#### Required tasks
1. According to the interview page, on what date was this episode produced?
2. Return the part of the interview page that starts at the words "This is an episode" and ends after "to Reality Asserts Itself.", copied with no changes.

#### Provided passage
╔══

Palestinians Can Learn From the African American Struggle - Ali Abunimah on RAI (2/5)

On Reality Asserts Itself, Ali Abunimah, founder of Electronic Intifada, says that Palestinians need to know that even in a country with formal legal equality, the reality can mean mass incarceration, economic inequality and racism.

This is an episode of Reality Asserts Itself, produced May 14, 2014.

STORY TRANSCRIPT

PAUL JAY, SENIOR EDITOR, TRNN: Welcome back to The Real News Network and welcome back to Reality Asserts Itself.

We’re continuing our discussion with Ali Abunimah, the founder and codirector of Electronic Intifada, one of the world, I would say, more important sites for news and analysis about Palestine.

Thanks for joining us again.

ALI ABUNIMAH, COFOUNDER, ELECTRONIC INTIFADA: Thank you.

JAY: So, just again, quickly, other than Electronic Intifada, Ali is also the author of The Battle for Justice in Palestine, which is his latest book, and, 2006, One Country: A Bold Proposal to End the Israeli-Palestinian Impasse.

╚══

#### Provided material
╔══

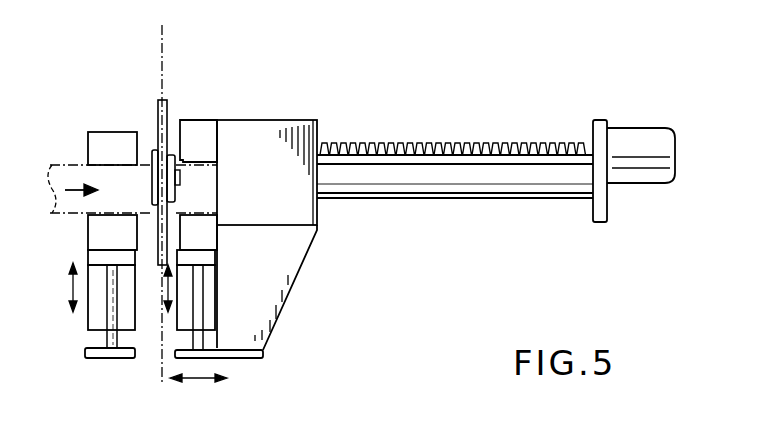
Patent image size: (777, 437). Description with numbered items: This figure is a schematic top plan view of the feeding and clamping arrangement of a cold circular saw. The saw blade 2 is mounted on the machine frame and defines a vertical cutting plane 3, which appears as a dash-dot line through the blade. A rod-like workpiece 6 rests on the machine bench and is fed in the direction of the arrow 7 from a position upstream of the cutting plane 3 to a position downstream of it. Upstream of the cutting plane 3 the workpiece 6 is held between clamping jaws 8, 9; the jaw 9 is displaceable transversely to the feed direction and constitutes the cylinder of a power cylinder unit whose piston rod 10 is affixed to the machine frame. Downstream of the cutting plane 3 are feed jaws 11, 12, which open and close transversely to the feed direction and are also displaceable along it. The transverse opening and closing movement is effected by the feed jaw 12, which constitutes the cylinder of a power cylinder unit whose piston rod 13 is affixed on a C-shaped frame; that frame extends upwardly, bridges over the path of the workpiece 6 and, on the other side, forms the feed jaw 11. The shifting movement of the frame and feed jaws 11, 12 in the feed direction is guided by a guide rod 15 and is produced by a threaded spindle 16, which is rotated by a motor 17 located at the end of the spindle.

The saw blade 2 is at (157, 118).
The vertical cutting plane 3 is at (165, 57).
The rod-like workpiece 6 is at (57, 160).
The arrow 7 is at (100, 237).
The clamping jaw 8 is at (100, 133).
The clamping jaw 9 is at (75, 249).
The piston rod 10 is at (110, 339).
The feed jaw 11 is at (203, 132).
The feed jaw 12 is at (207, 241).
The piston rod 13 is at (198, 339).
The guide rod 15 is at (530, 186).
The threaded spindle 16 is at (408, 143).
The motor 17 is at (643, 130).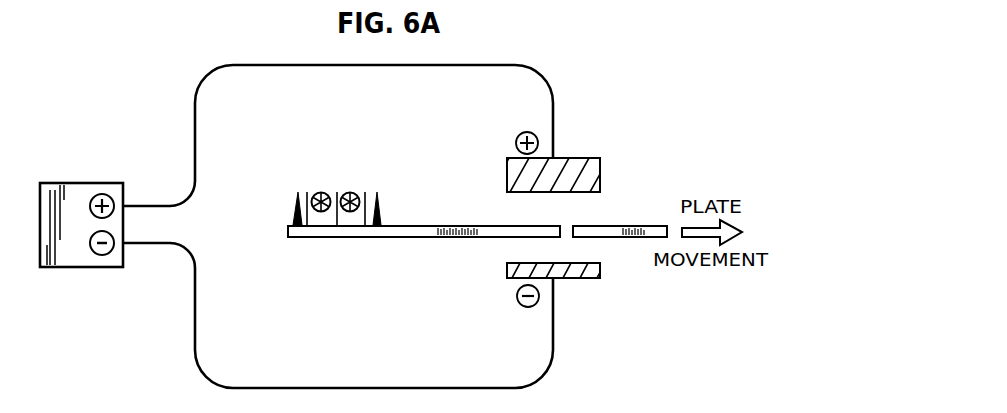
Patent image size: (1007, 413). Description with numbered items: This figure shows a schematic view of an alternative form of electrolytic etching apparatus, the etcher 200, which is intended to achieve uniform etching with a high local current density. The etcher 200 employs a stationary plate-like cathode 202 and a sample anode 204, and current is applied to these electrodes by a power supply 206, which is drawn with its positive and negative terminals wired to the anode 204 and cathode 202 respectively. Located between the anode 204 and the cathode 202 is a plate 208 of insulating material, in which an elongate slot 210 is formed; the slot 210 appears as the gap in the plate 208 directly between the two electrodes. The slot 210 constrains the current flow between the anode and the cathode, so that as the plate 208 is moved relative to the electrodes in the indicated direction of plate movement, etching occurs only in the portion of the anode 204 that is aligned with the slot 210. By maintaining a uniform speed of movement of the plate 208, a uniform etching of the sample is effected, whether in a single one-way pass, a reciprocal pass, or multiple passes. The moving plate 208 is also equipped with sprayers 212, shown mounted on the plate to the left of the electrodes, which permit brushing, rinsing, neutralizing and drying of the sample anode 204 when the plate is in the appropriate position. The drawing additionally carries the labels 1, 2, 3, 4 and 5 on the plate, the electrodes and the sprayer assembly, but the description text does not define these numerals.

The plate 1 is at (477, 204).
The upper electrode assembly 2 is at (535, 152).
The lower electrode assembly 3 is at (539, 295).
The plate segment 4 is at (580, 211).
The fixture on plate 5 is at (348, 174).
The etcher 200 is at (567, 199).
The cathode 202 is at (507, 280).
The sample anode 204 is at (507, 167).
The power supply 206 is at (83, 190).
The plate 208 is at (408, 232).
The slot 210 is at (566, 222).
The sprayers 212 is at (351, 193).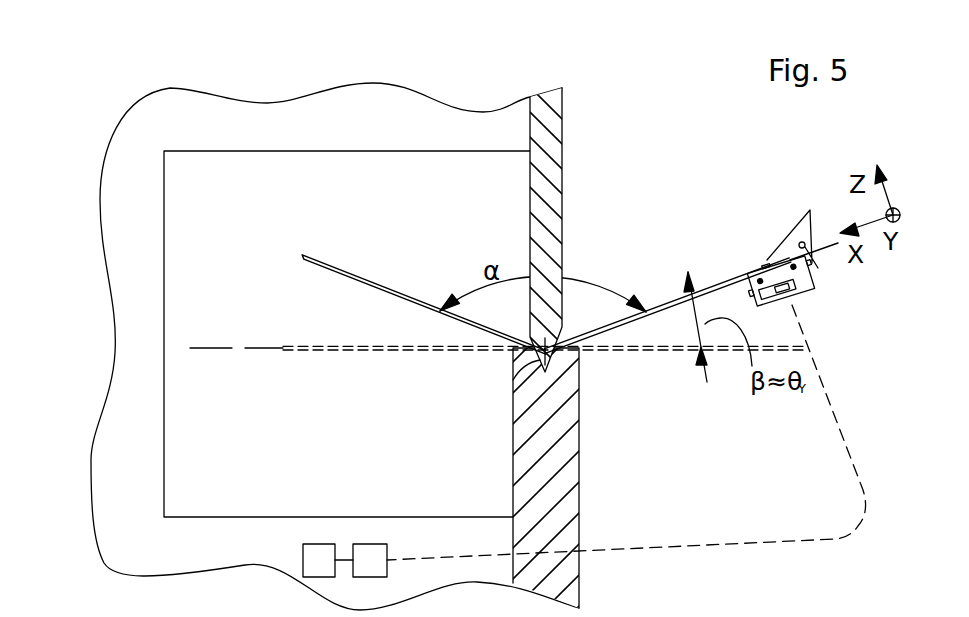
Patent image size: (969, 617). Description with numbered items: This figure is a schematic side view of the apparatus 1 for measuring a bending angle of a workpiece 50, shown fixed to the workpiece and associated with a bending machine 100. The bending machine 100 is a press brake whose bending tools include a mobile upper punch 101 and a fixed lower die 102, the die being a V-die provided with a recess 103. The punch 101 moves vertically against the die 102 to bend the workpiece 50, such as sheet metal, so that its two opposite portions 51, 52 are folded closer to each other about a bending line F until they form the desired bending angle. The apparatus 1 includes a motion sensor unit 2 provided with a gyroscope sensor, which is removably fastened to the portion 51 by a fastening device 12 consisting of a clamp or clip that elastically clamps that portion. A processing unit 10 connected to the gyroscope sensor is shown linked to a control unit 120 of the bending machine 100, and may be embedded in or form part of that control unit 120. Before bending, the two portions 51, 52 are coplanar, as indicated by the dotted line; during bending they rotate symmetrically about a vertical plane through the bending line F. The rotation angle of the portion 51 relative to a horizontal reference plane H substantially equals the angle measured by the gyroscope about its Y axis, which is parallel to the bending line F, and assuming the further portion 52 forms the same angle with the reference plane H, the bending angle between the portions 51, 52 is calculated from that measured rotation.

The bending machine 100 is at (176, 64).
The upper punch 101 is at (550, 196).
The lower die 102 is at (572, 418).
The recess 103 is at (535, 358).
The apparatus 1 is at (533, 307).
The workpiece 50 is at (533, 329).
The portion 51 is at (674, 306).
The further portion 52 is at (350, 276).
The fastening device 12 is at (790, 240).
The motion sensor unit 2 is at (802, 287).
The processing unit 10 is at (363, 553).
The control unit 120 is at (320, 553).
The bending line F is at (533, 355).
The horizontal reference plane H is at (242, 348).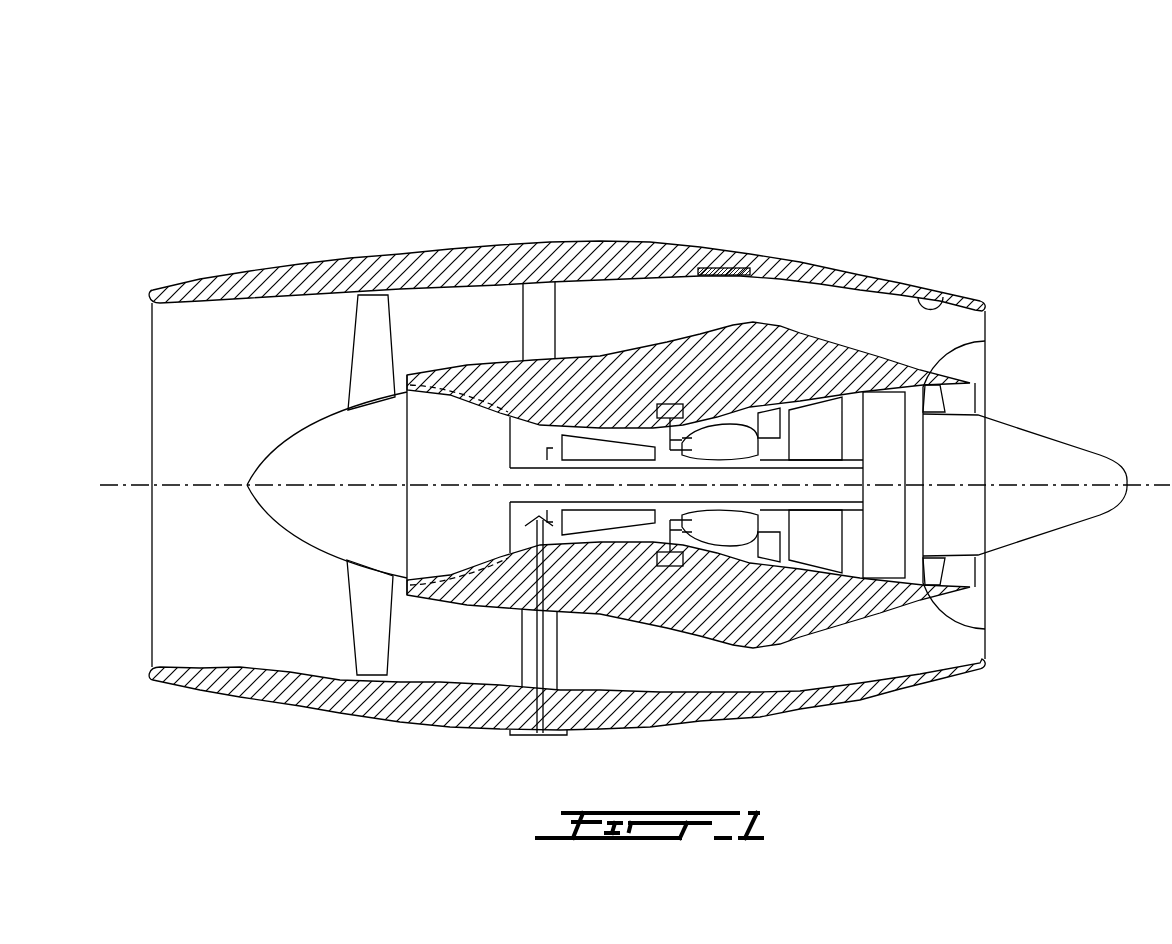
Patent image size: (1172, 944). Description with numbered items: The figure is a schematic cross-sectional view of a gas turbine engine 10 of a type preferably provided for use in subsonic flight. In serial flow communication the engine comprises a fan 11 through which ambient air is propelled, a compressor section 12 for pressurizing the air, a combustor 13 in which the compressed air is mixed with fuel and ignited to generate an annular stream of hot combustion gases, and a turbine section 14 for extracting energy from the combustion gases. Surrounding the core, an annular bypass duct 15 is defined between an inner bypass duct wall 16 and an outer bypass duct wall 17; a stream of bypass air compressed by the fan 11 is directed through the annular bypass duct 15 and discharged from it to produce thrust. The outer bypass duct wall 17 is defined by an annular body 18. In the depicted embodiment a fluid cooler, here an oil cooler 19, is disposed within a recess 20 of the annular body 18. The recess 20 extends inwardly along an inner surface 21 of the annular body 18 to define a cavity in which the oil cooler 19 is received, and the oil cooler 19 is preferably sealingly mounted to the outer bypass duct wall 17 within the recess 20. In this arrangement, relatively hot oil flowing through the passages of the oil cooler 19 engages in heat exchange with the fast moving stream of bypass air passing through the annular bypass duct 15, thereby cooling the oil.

╚══

#### Answers below
1. May 14, 2014.

2.
This is an episode of Reality Asserts Itself, produced May 14, 2014.

STORY TRANSCRIPT

PAUL JAY, SENIOR EDITOR, TRNN: Welcome back to The Real News Network and welcome back to Reality Asserts Itself.